GIVEN EXERCISE. Lines that hold the word "chevron" should be located and copied.
START TASK MATERIAL
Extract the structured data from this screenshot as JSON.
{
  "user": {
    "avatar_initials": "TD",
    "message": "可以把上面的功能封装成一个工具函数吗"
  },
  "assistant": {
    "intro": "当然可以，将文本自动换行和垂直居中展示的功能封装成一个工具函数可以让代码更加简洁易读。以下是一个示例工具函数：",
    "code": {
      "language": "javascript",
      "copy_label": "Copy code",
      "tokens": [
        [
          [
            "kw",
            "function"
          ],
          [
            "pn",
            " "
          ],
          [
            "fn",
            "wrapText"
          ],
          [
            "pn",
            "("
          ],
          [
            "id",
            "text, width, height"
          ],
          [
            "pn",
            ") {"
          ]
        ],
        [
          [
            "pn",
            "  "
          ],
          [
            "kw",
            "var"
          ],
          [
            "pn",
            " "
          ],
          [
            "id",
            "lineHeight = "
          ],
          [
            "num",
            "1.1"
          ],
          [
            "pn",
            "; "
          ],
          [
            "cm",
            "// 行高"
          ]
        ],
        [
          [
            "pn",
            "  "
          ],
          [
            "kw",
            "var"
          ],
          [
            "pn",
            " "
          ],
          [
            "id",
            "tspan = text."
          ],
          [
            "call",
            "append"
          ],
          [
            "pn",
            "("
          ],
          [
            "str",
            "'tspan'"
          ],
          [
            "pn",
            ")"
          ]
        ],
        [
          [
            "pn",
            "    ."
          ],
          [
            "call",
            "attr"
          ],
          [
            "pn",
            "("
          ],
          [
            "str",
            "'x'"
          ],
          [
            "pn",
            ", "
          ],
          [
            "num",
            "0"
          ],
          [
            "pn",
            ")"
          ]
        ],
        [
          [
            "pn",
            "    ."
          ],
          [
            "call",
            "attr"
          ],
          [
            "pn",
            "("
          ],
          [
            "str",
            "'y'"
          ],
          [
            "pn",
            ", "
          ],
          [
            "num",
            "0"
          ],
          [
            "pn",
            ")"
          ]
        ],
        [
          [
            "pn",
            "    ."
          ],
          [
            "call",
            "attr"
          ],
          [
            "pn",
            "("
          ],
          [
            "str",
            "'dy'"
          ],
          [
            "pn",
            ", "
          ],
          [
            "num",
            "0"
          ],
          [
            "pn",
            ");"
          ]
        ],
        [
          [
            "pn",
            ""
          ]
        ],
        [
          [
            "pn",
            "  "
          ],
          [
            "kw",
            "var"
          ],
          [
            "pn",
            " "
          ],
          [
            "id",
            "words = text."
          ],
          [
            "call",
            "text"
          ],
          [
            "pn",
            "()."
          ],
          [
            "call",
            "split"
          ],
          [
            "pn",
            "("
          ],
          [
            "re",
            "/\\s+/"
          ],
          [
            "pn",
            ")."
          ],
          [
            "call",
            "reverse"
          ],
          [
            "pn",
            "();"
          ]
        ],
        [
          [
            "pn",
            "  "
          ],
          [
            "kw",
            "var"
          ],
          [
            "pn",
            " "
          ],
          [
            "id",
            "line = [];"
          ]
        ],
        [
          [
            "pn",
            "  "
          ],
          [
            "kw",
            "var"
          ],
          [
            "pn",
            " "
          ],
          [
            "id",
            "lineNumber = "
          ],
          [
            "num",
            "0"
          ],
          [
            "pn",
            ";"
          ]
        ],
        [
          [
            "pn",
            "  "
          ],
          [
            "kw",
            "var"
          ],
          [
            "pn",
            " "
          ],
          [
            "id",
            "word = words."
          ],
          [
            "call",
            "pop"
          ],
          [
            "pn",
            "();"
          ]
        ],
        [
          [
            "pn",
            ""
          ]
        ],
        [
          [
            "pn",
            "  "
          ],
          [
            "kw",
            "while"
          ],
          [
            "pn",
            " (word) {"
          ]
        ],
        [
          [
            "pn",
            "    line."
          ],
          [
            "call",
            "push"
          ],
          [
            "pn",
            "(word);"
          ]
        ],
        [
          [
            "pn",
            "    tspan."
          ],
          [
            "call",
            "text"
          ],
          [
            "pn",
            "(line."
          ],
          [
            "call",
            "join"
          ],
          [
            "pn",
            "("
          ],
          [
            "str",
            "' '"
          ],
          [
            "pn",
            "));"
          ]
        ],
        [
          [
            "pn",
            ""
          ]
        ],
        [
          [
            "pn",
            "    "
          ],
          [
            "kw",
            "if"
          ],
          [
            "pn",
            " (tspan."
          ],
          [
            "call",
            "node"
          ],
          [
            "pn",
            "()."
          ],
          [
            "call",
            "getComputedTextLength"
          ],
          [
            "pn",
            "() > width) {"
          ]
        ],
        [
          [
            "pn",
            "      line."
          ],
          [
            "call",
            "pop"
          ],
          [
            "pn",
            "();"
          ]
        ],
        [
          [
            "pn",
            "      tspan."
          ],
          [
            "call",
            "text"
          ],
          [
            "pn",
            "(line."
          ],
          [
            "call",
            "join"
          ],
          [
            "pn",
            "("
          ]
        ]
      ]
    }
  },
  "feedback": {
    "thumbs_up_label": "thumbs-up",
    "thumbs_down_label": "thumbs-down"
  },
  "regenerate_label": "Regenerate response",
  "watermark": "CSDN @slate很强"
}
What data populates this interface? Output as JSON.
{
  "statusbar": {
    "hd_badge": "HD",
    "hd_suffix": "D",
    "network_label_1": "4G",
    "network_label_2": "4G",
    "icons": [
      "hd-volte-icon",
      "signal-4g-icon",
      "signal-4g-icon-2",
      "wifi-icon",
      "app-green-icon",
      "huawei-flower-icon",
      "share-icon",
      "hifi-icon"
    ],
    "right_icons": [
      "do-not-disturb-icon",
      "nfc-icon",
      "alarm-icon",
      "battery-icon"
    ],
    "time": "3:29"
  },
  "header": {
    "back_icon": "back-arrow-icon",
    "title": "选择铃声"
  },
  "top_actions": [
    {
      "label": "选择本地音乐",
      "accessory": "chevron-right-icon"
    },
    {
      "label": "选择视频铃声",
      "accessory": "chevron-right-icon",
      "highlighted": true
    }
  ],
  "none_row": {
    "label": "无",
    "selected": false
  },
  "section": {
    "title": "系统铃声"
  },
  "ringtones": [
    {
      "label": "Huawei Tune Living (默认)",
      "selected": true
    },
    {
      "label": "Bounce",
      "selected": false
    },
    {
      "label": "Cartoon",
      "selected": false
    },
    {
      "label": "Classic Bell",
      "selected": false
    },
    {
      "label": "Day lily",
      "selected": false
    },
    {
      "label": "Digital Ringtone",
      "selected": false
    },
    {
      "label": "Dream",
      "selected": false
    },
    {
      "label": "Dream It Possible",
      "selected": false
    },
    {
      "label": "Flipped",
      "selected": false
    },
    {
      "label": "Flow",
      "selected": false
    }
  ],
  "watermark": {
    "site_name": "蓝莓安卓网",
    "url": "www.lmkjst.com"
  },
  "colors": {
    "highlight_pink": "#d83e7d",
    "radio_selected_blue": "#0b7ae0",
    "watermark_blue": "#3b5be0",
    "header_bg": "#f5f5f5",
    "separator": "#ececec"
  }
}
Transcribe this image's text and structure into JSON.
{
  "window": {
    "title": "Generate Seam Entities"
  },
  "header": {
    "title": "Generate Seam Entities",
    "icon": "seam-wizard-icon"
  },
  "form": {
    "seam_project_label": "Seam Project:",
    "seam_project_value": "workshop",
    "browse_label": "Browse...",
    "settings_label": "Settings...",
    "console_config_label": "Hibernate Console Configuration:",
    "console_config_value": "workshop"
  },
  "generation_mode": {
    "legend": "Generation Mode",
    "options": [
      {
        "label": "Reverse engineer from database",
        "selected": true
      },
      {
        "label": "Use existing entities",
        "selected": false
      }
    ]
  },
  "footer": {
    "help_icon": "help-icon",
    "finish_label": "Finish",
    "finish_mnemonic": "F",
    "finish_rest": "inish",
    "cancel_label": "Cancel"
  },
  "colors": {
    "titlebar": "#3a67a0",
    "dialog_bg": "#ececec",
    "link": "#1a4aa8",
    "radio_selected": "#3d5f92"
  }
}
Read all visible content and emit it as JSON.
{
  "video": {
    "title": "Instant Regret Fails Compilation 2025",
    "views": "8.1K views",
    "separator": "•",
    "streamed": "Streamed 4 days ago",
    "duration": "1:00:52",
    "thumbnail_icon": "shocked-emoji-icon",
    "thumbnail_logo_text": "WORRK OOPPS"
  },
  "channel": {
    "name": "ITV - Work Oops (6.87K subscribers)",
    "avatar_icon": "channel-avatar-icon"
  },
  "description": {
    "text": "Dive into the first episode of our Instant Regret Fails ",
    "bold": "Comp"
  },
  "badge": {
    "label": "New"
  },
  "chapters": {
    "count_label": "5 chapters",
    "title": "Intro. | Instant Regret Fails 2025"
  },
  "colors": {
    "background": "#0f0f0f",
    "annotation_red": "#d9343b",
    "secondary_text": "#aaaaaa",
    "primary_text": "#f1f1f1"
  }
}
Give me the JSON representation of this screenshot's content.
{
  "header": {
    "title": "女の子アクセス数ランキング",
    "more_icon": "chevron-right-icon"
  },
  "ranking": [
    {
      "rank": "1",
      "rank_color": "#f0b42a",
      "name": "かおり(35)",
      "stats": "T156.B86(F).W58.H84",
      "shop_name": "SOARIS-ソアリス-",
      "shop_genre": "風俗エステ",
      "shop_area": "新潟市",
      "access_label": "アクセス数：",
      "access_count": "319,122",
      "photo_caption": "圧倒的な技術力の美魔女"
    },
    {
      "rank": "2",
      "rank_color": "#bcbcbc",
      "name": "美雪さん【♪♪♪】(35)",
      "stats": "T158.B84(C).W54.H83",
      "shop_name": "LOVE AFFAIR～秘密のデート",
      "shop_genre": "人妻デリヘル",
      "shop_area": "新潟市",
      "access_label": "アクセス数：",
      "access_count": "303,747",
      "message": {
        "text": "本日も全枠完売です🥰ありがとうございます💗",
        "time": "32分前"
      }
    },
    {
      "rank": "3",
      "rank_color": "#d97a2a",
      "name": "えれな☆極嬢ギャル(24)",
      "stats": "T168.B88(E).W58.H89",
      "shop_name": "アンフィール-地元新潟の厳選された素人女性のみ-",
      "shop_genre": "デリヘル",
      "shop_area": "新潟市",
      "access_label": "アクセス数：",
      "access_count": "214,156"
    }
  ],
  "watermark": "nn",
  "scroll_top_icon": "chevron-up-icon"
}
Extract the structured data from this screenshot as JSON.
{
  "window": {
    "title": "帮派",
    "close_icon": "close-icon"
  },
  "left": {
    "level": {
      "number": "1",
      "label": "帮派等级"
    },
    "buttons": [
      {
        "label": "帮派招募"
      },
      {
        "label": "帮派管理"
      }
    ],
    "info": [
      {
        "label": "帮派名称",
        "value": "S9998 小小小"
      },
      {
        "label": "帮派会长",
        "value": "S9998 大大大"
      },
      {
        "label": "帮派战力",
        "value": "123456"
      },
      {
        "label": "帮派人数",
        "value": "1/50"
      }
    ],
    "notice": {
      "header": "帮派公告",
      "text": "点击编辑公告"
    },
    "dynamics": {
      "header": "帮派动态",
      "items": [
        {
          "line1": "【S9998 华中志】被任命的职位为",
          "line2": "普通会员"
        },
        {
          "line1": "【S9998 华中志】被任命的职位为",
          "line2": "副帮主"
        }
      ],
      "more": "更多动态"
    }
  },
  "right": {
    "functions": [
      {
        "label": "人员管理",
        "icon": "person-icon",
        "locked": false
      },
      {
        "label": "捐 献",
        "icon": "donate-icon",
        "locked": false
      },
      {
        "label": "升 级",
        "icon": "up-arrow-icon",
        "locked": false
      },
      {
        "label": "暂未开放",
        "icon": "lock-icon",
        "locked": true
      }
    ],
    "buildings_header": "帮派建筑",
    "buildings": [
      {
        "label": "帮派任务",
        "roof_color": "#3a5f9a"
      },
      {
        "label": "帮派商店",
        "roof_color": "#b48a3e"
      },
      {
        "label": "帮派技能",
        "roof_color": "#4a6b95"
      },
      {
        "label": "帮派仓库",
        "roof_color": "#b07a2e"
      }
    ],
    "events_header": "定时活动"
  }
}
END TASK MATERIAL
COMPLETE OUTPUT.
      "accessory": "chevron-right-icon"
      "accessory": "chevron-right-icon",
    "more_icon": "chevron-right-icon"
  "scroll_top_icon": "chevron-up-icon"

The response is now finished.